Exercise:
Search the material for "DIRECCIÓN" and show all lines that contain it.

Data items:
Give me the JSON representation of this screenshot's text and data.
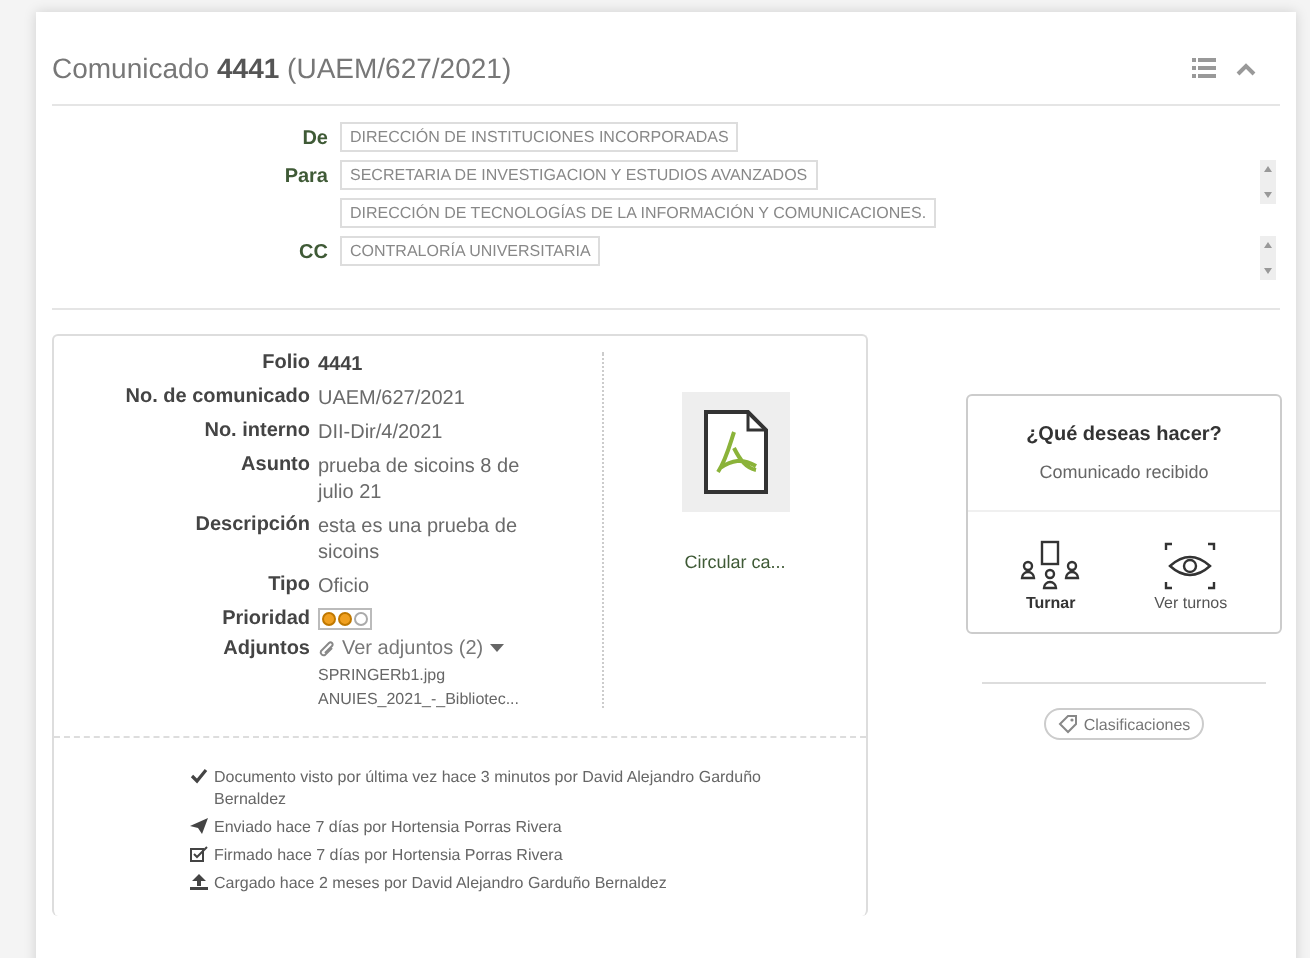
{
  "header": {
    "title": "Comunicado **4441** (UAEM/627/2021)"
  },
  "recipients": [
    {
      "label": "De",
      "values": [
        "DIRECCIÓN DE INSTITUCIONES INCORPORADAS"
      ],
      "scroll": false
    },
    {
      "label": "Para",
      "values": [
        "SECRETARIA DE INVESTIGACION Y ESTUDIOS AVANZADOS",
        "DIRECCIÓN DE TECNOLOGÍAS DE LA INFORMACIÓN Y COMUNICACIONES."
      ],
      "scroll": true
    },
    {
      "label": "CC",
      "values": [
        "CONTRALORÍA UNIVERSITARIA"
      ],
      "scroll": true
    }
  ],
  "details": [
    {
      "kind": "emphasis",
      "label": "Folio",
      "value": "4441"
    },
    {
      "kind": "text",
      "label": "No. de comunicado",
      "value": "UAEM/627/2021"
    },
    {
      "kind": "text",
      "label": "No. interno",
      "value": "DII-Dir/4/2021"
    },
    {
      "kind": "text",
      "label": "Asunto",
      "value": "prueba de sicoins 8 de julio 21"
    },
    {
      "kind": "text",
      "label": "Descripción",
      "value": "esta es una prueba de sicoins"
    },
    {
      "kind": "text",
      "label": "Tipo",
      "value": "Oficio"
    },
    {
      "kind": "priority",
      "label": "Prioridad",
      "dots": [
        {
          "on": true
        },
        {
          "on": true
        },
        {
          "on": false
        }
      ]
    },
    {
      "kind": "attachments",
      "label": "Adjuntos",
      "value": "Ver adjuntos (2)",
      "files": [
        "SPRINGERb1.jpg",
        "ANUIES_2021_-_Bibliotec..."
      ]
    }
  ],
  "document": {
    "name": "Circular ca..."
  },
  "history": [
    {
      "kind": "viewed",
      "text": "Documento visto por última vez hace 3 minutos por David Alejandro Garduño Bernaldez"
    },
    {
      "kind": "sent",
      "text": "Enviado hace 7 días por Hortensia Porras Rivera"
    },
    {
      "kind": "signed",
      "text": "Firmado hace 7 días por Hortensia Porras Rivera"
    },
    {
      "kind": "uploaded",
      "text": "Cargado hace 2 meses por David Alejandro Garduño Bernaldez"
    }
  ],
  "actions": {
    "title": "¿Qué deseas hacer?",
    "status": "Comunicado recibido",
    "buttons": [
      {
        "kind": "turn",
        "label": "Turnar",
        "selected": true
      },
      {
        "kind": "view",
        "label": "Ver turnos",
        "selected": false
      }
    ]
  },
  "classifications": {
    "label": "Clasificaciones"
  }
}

Solution to this task:
        "DIRECCIÓN DE INSTITUCIONES INCORPORADAS"
        "DIRECCIÓN DE TECNOLOGÍAS DE LA INFORMACIÓN Y COMUNICACIONES."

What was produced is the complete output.